• **Required action 1**
Condense the paragraph of the abstract that begins "We first used a computational target predicting system" into a short bulleted list that keeps its main facts.
• **Required action 2**
Rewrite the abstract from "Accepted: 8 October 2013" to "miR-429, and miR-141).", changing "Zeb-2" to "ZEB2" throughout.
• **Required action 3**
Answer these questions using the abstract:
(a) On what date was the work accepted?
(b) Into which cells were the Pre-miR™ Precursor Molecules co-transfected?
(c) How many candidate miRNAs did the computational target predicting system identify?

** Opening Selected passage block **

Received: 5 May 2013

Accepted: 8 October 2013

Published: 18 November 2013

Abstract

Background

Although identification of the target mRNAs of micro RNAs (miRNAs) is essential to understanding their function, the low complementarity between miRNAs and their target mRNAs has complicated this process. In this study, we sought to identify miRNAs which reduce the expression of the transcription factor Zeb-2, a transcriptional repressor of E-cadherin which is known to be down regulated by members of the miR-200 family (miR-200a,b,c miR-429, and miR-141).

Findings

We first used a computational target predicting system to identify 82 candidate miRNAs which bound the 3′UTR region of the Zeb-2 mRNA. Of these 82 miRNAs, precursors for 51 were available in our miRNA precursor library. Pre-miR™ Precursor Molecules for these 51 miRNAs were co-transfected into NIH3T3 cells with a luciferase reporter vector containing the 3′UTR region of the Zeb-2 mRNA. Seven miRNAs (miR-141, mi-183, miR-200a, miR-200b, miR-200c, miR-429 and miR-666-5p) were shown to down-regulate luciferase activity and Western blotting analysis confirmed that Pre-miR™ Precursor Molecules for these seven miRNAs induced expression of E-cadherin and miScript target protector against miR-183 and miR-666-5p abrogated this effect. Moreover, an Anti-miR™ miRNA Inhibitor targeting miR-183 and miR-666-5p repressed expression of E-cadherin.

** Closing Selected passage block **
** Opening Information given block **

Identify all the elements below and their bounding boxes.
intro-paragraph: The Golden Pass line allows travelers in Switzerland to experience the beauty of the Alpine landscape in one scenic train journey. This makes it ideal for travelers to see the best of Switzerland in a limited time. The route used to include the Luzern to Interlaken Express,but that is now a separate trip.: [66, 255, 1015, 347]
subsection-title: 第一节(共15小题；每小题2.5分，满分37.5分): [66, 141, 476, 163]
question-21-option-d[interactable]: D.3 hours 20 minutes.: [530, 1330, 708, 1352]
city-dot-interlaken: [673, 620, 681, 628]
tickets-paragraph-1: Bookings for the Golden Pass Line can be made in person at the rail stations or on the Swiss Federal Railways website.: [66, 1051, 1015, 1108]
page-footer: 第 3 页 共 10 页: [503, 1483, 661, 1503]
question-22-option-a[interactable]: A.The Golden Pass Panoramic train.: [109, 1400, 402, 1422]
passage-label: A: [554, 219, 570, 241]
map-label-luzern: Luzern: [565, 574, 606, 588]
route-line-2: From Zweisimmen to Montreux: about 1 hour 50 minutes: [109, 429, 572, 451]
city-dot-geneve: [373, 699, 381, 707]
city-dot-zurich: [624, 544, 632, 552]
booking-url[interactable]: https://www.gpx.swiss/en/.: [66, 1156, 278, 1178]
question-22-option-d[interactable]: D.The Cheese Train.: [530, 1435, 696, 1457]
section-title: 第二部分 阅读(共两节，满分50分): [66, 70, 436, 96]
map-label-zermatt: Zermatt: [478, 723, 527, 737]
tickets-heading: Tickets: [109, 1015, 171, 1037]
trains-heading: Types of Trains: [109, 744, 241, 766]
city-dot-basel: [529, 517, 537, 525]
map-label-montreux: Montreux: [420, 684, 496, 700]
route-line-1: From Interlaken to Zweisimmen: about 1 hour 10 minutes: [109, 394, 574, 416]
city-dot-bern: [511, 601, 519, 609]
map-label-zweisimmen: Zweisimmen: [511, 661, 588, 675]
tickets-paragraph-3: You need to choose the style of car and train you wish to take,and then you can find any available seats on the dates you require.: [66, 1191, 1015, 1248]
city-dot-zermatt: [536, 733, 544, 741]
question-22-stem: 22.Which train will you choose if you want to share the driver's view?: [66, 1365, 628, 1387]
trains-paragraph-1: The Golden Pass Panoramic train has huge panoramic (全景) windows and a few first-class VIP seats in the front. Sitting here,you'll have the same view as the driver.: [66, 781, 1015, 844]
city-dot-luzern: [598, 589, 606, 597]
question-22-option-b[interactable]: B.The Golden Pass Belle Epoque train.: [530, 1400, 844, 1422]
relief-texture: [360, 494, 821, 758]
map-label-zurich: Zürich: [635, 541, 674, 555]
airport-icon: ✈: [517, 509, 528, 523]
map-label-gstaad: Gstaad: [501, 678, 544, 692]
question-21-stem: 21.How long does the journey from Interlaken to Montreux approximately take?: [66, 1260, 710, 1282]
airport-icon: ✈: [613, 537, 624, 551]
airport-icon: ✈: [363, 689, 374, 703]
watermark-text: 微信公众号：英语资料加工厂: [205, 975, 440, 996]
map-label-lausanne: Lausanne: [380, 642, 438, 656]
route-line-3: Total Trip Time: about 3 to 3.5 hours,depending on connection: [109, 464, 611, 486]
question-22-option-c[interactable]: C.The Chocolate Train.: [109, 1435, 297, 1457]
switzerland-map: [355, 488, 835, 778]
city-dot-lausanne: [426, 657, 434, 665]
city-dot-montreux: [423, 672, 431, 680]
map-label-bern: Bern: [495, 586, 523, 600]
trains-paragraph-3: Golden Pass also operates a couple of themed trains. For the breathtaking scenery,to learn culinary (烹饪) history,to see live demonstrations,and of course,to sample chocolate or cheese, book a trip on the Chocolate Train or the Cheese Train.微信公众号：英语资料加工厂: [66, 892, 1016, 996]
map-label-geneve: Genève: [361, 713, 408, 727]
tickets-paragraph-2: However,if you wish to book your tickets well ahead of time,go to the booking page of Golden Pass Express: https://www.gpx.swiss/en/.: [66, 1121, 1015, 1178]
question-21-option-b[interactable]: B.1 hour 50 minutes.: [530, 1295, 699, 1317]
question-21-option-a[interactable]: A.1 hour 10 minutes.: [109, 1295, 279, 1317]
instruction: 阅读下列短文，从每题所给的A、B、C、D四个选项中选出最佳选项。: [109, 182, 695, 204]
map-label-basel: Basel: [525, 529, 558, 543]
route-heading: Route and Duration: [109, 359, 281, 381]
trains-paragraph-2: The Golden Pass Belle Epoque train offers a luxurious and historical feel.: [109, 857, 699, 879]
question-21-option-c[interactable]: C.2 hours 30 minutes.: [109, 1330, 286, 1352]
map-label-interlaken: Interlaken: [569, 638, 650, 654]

** Closing Information given block **

• **Exercise result 1**
- A computational target predicting system identified 82 candidate miRNAs that bound the 3′UTR region of the Zeb-2 mRNA.
- Precursors for 51 of these were available in the miRNA precursor library.
- Pre-miR™ Precursor Molecules for the 51 miRNAs were co-transfected into NIH3T3 cells with a luciferase reporter vector containing the Zeb-2 3′UTR region.
- Seven miRNAs, including miR-183 and miR-666-5p, down-regulated luciferase activity.
- Western blotting confirmed that precursors for these seven miRNAs induced E-cadherin expression.
- A miScript target protector against miR-183 and miR-666-5p abrogated this effect.
- An Anti-miR™ miRNA Inhibitor targeting miR-183 and miR-666-5p repressed E-cadherin expression.

• **Exercise result 2**
Accepted: 8 October 2013

Published: 18 November 2013

Abstract

Background

Although identification of the target mRNAs of micro RNAs (miRNAs) is essential to understanding their function, the low complementarity between miRNAs and their target mRNAs has complicated this process. In this study, we sought to identify miRNAs which reduce the expression of the transcription factor ZEB2, a transcriptional repressor of E-cadherin which is known to be down regulated by members of the miR-200 family (miR-200a,b,c miR-429, and miR-141).

• **Exercise result 3**
(a) 8 October 2013
(b) NIH3T3 cells
(c) 82